Dataset records:

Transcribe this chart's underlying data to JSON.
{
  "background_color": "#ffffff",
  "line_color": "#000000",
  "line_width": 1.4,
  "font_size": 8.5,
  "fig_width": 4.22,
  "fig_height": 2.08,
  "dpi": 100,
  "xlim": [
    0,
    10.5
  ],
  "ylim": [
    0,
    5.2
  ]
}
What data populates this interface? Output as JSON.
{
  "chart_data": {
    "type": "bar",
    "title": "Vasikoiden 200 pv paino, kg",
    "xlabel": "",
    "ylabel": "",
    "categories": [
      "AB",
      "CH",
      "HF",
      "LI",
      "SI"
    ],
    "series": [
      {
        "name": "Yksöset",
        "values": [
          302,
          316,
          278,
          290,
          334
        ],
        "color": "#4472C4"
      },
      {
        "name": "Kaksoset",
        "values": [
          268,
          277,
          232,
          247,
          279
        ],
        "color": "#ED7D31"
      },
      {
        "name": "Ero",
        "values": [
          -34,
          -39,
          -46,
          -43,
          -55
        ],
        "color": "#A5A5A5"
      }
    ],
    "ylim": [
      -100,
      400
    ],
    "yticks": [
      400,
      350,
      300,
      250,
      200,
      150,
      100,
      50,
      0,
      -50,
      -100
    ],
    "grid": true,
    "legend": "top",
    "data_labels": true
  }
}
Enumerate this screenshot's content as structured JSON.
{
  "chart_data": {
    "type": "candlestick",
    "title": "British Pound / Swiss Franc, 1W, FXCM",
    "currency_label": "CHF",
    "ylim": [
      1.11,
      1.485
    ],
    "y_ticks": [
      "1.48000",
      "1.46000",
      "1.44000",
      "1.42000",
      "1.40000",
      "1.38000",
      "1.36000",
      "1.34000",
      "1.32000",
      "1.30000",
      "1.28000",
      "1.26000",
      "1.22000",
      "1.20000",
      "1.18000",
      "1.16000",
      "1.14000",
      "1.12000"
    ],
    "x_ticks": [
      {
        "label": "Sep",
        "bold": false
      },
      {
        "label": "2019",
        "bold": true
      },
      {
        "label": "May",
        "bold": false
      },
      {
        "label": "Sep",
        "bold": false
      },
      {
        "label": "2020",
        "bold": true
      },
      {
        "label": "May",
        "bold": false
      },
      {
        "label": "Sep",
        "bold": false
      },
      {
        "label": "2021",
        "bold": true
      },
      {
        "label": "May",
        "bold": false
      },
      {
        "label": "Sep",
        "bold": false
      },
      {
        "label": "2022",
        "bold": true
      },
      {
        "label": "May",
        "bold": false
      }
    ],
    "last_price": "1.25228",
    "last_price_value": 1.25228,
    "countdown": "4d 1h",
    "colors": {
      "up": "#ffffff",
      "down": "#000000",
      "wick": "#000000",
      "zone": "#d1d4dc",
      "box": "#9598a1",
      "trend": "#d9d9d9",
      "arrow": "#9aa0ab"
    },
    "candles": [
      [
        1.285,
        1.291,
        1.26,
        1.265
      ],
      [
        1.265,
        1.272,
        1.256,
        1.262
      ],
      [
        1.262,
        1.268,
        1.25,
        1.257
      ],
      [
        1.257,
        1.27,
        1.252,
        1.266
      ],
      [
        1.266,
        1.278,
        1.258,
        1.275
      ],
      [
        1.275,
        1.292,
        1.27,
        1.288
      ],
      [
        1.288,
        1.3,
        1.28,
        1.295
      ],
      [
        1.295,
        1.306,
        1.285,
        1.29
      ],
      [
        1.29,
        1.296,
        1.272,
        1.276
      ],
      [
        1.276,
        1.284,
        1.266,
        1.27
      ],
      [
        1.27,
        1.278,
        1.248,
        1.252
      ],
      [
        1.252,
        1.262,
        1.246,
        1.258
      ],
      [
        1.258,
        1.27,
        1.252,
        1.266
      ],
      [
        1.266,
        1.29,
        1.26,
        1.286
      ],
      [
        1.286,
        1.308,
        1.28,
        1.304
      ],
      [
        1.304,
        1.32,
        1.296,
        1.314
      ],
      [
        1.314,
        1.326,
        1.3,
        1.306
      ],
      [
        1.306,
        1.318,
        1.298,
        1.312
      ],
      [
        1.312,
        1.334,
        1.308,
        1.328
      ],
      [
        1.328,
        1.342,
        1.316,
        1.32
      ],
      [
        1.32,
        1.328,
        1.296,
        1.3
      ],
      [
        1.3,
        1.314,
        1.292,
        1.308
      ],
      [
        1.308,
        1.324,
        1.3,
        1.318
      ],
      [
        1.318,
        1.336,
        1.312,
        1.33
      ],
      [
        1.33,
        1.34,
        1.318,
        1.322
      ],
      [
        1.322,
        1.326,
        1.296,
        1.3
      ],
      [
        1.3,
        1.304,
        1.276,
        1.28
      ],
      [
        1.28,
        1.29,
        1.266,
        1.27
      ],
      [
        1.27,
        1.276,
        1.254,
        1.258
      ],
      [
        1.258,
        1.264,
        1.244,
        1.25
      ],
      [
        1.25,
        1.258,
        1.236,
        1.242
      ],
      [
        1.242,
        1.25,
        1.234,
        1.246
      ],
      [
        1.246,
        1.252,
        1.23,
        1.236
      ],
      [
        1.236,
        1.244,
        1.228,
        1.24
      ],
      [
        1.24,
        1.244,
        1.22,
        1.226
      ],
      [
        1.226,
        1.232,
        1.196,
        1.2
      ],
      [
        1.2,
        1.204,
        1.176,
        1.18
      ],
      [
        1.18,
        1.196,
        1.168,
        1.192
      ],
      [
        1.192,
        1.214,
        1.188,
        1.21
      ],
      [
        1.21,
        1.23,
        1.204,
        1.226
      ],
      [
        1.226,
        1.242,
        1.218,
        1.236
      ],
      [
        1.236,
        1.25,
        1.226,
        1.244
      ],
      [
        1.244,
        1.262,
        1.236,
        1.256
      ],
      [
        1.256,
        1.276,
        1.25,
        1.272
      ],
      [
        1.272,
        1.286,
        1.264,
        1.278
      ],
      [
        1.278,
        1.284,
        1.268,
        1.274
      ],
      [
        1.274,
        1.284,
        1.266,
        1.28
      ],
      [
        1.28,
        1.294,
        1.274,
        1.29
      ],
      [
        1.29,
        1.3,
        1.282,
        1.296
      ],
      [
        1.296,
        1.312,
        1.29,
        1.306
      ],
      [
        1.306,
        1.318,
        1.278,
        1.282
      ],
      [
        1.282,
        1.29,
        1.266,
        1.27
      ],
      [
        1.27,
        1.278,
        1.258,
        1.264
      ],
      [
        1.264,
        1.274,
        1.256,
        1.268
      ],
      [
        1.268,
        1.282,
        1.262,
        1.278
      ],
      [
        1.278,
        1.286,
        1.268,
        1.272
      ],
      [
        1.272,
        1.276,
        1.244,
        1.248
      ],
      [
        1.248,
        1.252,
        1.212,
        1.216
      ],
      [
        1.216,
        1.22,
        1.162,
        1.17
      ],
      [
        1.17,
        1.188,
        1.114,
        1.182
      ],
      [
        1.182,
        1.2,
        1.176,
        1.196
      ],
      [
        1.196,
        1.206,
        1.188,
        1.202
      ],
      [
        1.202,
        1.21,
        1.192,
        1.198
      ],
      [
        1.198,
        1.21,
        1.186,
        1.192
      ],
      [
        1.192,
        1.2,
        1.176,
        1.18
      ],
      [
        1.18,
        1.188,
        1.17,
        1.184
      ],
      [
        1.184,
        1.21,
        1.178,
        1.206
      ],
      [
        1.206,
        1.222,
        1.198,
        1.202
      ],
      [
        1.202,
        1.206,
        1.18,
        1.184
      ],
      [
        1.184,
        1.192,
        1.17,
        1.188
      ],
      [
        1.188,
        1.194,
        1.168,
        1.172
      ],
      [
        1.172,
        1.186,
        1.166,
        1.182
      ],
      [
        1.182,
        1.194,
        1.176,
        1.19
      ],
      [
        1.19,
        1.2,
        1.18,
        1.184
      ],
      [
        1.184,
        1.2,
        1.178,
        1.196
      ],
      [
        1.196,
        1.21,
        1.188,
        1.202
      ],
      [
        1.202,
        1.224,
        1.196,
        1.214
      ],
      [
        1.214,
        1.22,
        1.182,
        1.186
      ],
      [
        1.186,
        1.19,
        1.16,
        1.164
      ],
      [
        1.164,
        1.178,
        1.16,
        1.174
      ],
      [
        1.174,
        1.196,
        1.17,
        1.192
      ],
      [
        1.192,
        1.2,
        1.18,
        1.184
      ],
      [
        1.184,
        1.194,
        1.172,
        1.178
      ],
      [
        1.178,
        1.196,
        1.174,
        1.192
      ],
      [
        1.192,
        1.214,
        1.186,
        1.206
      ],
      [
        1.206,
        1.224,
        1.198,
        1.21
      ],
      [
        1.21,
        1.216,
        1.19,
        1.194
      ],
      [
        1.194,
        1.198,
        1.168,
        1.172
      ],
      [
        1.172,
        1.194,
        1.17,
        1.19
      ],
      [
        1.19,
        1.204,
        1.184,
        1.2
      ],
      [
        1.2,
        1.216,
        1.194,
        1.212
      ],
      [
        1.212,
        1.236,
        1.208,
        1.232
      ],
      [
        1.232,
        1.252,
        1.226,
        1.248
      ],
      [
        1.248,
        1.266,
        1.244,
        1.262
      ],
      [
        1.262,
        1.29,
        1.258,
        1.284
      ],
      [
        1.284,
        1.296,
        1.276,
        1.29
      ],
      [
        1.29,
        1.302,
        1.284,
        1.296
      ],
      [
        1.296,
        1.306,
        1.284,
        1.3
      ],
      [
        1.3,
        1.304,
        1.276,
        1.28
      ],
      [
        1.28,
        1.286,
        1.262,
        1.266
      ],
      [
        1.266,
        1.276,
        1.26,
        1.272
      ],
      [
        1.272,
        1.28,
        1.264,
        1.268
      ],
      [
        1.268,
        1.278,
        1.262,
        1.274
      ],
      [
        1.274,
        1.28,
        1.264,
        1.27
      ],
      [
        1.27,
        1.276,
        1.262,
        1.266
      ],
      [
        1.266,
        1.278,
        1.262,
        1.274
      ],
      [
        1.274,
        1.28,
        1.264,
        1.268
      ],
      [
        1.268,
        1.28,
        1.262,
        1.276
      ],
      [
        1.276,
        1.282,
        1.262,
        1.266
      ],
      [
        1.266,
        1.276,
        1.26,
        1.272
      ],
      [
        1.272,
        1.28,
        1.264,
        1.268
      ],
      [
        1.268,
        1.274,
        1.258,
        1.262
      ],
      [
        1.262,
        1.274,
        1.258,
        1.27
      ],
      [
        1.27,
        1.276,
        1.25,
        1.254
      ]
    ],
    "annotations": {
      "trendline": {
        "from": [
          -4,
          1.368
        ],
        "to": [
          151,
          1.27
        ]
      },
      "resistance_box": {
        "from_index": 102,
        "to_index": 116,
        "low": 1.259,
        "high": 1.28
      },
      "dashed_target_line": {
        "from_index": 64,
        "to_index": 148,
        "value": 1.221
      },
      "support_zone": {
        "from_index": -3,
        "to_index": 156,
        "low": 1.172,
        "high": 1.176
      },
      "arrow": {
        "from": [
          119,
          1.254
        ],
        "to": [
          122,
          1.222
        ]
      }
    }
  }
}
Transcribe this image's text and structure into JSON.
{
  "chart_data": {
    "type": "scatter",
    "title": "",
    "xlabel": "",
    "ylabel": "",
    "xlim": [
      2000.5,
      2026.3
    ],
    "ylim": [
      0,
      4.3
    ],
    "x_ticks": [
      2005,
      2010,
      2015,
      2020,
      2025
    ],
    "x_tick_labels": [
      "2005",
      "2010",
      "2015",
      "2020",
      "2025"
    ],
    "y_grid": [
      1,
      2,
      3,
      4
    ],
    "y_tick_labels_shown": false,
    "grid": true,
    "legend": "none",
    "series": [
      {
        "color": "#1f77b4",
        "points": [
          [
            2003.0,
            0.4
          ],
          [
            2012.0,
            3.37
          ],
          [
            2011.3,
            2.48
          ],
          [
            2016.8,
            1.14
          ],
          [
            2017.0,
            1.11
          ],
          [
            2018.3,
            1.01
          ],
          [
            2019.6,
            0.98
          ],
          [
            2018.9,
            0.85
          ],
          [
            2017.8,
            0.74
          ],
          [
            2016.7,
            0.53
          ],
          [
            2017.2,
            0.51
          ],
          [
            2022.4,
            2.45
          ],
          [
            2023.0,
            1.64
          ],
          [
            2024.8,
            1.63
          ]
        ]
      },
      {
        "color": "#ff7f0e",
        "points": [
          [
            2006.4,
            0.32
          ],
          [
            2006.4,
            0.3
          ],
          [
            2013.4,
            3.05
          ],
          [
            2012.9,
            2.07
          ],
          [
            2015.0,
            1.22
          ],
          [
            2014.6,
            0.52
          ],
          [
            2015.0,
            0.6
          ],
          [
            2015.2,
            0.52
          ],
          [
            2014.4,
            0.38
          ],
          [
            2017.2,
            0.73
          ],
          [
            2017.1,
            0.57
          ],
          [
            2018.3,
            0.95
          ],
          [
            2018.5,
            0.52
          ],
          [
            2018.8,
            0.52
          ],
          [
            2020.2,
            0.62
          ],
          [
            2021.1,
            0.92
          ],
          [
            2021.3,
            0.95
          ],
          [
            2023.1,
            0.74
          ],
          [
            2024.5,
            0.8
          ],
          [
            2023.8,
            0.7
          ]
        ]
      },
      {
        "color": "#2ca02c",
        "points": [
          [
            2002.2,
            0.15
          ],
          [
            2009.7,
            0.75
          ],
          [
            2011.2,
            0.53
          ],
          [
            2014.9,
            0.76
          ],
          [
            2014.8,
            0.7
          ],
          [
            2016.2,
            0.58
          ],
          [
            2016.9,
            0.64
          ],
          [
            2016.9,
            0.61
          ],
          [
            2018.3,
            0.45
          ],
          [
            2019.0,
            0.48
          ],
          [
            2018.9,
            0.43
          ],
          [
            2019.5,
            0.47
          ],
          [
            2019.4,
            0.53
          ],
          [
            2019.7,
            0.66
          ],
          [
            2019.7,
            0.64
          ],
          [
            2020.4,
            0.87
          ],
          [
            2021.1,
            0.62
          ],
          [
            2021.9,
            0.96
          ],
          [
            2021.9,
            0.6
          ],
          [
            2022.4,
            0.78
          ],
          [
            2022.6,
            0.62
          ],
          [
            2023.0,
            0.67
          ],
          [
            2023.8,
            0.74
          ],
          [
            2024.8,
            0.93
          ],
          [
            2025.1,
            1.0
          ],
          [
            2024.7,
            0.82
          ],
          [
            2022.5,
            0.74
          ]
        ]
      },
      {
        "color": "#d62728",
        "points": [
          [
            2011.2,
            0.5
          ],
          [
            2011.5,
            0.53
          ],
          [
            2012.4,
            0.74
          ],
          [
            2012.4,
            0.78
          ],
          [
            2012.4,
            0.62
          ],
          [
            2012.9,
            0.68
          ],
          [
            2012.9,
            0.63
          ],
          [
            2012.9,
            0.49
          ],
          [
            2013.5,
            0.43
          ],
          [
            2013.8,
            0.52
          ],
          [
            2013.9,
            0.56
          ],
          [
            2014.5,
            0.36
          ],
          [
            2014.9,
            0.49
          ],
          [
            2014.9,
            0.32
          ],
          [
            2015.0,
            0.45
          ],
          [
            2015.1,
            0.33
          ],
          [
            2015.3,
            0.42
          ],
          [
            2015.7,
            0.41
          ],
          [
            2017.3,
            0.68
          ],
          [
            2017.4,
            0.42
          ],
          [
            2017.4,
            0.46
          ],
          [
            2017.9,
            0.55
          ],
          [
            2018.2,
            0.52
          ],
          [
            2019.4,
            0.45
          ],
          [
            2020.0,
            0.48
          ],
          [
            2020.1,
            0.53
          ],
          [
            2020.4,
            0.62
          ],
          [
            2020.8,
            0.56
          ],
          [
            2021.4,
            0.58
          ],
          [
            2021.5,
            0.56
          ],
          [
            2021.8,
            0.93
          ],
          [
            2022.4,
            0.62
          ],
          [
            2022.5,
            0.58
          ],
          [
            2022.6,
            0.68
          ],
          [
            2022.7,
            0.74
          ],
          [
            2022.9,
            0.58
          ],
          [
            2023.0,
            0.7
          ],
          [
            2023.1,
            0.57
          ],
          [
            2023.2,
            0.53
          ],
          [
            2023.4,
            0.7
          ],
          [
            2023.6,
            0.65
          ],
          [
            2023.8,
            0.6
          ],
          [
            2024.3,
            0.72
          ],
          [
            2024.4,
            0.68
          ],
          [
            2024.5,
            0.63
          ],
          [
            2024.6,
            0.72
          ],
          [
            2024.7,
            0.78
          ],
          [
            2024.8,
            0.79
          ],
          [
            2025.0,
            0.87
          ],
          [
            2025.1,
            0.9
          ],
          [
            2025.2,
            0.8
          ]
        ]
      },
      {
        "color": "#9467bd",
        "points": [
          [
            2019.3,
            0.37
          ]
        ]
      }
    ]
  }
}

What is being asked: Show every line in the entries where the string "JSON" occurs.

Written solution:
Transcribe this chart's underlying data to JSON.
What data populates this interface? Output as JSON.
Enumerate this screenshot's content as structured JSON.
Transcribe this image's text and structure into JSON.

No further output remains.